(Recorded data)
+--
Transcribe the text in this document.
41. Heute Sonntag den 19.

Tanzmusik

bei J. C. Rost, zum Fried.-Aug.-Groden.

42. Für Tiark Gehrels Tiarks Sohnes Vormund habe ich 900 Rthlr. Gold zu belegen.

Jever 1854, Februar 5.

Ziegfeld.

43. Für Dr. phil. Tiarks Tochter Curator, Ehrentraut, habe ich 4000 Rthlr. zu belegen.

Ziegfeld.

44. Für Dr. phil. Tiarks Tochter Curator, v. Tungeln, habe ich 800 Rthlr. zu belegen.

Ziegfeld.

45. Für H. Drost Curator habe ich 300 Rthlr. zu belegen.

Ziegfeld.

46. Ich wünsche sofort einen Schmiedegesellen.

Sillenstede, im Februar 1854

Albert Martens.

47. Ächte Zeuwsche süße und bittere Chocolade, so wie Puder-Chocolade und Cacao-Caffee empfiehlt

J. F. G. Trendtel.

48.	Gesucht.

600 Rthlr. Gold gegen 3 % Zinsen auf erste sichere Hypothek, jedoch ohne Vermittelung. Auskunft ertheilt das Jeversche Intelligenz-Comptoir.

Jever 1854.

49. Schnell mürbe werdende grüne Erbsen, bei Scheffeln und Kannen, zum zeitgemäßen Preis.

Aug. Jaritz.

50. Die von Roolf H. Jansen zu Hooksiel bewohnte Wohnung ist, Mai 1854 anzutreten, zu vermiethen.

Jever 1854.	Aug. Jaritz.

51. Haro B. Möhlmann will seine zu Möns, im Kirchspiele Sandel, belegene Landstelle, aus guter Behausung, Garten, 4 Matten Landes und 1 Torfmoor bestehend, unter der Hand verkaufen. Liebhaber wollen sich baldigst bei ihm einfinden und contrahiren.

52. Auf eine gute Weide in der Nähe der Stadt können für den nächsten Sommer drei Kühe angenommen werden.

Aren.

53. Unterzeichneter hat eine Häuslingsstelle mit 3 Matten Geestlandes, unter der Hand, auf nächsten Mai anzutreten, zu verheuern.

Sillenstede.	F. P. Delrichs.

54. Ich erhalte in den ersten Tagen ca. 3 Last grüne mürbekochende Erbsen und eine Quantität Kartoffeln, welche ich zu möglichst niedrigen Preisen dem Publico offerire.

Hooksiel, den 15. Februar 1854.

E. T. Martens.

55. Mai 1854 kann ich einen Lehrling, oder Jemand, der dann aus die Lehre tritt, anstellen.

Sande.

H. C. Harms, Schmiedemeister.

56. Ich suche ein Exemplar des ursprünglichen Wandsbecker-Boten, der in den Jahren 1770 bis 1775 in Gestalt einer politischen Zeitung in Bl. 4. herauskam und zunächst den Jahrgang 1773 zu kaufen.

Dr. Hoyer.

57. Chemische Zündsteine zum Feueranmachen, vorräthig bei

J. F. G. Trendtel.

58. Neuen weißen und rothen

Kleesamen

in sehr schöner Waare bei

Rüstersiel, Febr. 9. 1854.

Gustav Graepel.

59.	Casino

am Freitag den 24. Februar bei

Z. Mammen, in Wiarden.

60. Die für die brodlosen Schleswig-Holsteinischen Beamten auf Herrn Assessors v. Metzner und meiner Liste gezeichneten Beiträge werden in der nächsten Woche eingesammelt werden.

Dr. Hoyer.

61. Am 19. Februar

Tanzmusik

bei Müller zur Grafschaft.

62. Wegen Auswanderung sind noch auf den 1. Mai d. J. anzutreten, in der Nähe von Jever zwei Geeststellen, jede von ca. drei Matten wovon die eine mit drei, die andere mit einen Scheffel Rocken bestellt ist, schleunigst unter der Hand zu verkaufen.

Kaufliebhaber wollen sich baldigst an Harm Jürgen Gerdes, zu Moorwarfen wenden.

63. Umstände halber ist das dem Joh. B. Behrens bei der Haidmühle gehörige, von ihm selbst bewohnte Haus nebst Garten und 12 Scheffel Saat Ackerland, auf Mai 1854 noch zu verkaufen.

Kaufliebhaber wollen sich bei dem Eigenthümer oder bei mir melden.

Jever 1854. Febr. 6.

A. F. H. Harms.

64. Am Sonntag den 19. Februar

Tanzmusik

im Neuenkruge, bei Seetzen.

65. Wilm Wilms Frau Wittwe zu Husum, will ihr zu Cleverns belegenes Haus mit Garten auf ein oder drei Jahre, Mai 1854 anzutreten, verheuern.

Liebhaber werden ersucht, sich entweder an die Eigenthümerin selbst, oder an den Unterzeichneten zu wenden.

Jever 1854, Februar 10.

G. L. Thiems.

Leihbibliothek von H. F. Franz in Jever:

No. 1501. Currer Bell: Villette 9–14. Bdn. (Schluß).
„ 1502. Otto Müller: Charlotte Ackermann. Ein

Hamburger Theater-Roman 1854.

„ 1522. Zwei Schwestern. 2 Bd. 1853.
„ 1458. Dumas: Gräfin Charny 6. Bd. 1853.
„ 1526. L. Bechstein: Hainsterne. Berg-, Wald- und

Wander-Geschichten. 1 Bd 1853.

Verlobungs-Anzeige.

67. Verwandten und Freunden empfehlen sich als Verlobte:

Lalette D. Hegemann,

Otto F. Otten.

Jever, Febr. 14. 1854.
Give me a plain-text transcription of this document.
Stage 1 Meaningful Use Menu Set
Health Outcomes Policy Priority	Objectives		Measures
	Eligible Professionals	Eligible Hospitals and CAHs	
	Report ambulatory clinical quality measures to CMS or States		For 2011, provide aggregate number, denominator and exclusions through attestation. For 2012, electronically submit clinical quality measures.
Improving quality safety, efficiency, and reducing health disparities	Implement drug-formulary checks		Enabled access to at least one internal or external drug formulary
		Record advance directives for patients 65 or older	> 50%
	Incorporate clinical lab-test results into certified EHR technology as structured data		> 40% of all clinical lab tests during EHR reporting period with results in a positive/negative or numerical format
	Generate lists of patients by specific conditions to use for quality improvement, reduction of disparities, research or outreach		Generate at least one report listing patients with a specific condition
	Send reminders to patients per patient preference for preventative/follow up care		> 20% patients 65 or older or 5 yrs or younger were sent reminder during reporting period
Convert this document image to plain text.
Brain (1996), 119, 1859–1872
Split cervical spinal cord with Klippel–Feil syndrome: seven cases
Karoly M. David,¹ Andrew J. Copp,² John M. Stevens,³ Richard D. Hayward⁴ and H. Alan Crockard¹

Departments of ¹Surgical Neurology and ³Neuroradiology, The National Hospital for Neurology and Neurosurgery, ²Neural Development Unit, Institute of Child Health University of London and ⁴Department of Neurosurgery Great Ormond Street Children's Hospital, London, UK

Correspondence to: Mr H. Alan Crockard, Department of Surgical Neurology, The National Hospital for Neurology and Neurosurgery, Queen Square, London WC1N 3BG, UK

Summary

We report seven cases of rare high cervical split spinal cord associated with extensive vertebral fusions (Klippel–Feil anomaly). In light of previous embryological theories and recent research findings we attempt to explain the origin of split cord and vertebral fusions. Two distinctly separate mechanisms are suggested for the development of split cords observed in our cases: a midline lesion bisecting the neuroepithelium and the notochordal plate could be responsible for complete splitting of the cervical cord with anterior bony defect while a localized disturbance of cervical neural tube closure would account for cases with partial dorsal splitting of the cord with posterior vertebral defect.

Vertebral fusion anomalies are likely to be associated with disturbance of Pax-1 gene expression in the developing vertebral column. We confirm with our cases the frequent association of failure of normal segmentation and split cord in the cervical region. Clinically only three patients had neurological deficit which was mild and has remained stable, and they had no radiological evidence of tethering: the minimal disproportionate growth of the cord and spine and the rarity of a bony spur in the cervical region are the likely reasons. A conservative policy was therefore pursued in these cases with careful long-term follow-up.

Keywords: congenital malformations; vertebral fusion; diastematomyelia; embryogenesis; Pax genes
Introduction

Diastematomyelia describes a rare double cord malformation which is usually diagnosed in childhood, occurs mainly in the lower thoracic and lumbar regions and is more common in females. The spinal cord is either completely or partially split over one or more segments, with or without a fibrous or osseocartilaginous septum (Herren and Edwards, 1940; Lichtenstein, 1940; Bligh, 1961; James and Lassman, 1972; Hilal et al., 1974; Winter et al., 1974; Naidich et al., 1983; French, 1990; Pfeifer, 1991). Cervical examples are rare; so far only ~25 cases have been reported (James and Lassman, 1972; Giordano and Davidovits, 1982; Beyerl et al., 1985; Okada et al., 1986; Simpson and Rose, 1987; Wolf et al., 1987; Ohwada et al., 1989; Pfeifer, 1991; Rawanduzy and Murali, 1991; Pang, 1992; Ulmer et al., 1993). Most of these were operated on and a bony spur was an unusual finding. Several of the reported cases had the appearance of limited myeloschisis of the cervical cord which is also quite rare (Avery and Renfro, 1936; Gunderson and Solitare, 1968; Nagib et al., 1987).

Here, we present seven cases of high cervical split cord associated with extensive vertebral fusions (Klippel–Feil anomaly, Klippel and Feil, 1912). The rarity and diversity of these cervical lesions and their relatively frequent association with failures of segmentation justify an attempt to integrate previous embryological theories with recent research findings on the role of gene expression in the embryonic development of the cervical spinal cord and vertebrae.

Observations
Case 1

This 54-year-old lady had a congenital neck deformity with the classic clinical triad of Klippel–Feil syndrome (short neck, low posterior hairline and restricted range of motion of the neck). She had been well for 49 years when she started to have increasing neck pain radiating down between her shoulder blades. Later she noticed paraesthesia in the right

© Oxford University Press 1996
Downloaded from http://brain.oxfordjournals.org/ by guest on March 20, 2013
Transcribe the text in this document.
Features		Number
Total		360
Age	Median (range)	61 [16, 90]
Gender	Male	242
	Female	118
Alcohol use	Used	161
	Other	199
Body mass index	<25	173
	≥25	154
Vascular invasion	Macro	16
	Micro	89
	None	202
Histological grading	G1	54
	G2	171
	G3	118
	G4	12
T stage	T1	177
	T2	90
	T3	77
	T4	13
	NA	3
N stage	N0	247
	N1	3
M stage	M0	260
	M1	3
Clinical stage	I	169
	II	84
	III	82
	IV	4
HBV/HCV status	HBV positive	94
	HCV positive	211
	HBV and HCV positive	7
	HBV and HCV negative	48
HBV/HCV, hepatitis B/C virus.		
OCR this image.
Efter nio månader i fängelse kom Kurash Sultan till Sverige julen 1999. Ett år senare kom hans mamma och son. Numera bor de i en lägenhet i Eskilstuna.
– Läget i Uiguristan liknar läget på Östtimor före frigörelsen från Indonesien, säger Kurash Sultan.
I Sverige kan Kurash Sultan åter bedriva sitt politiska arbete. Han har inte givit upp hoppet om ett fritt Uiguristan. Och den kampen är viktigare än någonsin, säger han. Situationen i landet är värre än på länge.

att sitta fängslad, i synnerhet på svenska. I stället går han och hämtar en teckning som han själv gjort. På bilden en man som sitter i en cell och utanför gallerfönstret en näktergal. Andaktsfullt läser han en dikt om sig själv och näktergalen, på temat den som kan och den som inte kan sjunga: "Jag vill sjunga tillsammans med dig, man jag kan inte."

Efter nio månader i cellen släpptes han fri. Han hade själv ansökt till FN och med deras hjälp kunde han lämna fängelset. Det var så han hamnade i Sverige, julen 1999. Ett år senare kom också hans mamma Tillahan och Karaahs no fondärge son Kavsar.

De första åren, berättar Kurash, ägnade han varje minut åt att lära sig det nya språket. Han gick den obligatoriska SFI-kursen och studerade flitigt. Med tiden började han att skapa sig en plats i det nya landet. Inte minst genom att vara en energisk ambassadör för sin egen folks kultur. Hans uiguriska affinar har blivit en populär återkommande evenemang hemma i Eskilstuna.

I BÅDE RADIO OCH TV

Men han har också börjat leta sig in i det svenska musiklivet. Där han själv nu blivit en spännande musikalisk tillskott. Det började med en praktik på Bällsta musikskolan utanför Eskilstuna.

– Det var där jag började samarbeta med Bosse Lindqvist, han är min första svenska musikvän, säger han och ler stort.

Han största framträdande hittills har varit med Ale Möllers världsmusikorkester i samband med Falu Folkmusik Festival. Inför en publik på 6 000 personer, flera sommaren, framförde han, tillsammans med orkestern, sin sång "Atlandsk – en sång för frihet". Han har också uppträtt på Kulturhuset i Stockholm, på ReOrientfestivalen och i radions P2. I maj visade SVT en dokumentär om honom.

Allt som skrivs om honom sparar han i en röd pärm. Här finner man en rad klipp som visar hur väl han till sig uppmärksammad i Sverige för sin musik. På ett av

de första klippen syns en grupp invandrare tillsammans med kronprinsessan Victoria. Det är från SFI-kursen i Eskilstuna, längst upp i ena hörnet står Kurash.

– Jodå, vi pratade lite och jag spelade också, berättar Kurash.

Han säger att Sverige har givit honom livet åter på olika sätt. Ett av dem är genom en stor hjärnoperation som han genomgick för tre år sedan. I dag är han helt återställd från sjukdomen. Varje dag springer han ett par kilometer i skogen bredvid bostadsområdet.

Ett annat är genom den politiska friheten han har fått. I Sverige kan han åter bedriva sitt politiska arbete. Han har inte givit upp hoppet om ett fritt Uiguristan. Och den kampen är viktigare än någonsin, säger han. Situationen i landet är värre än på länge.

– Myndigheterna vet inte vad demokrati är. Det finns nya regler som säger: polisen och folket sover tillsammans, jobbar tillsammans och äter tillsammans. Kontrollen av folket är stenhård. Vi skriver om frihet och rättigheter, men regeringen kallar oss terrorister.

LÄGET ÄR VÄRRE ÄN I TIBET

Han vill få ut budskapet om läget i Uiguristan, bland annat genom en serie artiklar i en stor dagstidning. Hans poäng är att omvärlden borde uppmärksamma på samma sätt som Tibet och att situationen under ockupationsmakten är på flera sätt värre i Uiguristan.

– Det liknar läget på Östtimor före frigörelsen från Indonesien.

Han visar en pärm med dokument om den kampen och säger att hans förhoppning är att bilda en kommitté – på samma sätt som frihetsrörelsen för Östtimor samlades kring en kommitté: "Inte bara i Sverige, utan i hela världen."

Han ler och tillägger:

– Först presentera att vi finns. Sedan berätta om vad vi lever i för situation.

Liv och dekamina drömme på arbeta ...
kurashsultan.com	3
+--
Pick out each line above that includes "National" and show it.

Departments of ¹Surgical Neurology and ³Neuroradiology, The National Hospital for Neurology and Neurosurgery, ²Neural Development Unit, Institute of Child Health University of London and ⁴Department of Neurosurgery Great Ormond Street Children's Hospital, London, UK
Correspondence to: Mr H. Alan Crockard, Department of Surgical Neurology, The National Hospital for Neurology and Neurosurgery, Queen Square, London WC1N 3BG, UK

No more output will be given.